• Aim: Review the lines that follow and copy each one that contains the word "content".

• Structured figure records:
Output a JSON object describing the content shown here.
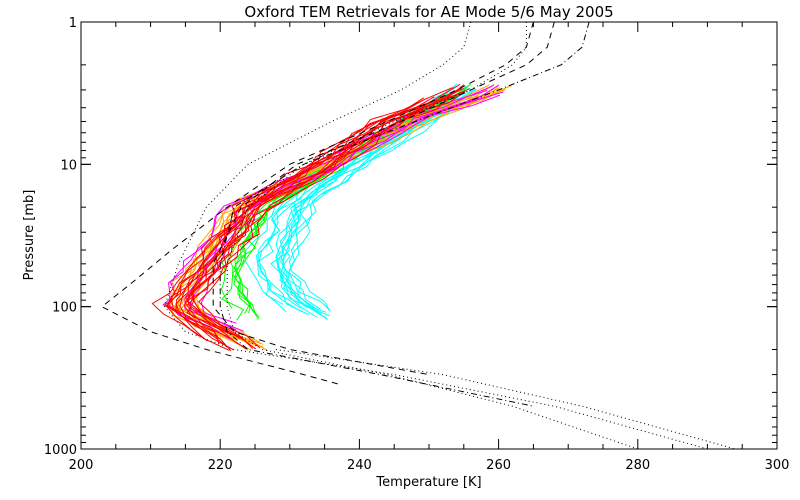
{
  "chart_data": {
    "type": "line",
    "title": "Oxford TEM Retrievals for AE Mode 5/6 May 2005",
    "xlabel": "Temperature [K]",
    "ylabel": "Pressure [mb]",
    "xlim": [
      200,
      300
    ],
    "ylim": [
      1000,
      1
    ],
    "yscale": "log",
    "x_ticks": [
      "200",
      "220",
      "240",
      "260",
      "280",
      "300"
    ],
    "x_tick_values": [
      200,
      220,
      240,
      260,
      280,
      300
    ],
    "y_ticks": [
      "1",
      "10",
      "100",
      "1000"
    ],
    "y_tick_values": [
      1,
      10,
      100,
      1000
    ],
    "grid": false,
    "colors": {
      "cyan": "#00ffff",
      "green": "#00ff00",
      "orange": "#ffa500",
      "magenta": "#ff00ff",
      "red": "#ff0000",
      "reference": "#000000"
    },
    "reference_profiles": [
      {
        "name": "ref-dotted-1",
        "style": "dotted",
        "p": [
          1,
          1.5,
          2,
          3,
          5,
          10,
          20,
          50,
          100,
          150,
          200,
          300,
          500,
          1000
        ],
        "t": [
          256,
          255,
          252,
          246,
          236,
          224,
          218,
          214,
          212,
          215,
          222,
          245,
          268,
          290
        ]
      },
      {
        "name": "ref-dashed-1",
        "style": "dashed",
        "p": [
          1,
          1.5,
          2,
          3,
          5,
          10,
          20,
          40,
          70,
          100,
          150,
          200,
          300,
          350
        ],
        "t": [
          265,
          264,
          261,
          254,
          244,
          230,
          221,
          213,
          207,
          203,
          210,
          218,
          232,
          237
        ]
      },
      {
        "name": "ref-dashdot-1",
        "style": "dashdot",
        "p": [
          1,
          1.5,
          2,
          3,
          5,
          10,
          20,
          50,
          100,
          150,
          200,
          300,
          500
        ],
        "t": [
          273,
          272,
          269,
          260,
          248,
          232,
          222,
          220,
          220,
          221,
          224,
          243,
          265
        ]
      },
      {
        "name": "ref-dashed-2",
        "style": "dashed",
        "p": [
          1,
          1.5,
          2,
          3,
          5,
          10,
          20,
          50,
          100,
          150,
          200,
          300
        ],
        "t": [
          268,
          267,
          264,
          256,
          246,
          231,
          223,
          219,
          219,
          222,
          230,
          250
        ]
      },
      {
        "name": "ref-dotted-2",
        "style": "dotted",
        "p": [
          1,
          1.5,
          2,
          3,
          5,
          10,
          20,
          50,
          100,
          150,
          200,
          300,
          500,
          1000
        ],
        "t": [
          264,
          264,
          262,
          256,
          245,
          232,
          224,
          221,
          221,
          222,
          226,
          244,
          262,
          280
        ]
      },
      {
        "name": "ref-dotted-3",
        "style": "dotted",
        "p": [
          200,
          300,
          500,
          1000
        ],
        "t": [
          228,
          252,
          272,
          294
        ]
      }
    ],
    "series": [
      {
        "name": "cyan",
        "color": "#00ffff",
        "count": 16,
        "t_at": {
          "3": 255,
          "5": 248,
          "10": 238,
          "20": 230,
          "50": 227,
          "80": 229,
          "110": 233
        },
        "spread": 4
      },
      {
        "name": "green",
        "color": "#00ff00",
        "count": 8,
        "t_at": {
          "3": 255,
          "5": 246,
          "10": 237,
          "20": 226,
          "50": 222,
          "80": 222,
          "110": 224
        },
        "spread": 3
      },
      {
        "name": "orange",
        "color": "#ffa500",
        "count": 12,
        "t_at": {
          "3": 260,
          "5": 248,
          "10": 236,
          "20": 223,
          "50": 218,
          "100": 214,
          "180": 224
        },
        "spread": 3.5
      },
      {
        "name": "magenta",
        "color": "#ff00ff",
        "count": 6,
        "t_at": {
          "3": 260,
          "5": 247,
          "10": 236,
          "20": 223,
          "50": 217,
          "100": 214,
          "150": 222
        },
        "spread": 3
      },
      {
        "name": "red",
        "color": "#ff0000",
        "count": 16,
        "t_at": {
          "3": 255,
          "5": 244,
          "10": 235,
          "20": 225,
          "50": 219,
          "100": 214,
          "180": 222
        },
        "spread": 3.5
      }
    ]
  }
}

* * *

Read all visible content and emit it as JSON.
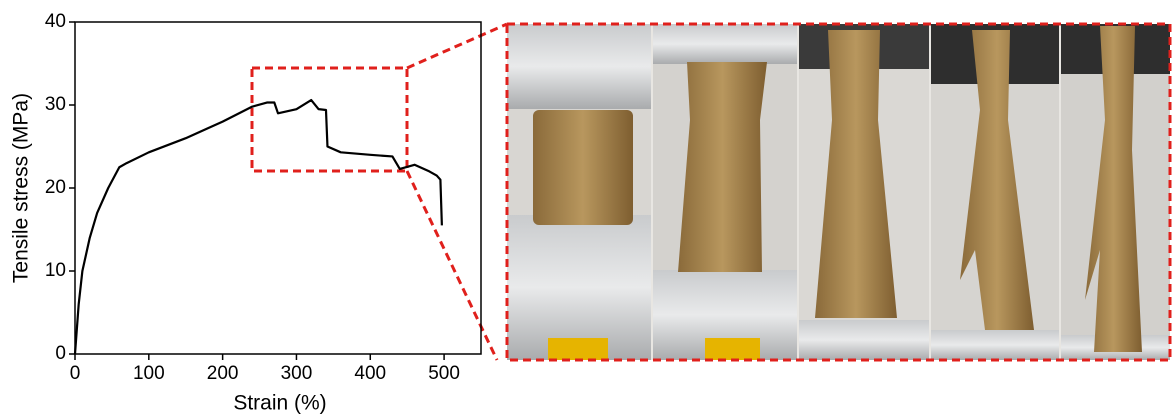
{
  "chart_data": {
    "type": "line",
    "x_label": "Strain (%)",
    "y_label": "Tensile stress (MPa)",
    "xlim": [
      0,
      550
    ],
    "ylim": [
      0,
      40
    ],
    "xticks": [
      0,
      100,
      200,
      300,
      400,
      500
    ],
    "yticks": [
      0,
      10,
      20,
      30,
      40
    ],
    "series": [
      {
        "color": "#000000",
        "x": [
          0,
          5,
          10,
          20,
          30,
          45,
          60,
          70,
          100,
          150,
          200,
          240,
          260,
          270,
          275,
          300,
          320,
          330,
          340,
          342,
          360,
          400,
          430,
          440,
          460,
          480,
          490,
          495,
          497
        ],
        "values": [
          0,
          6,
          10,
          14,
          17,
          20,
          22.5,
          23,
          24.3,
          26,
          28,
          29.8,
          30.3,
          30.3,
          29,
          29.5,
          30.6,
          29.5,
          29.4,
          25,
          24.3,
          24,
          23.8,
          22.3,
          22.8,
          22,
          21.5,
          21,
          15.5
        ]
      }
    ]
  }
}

• Reply:
Output a JSON object describing the content shown here.
Read all visible content and emit it as JSON.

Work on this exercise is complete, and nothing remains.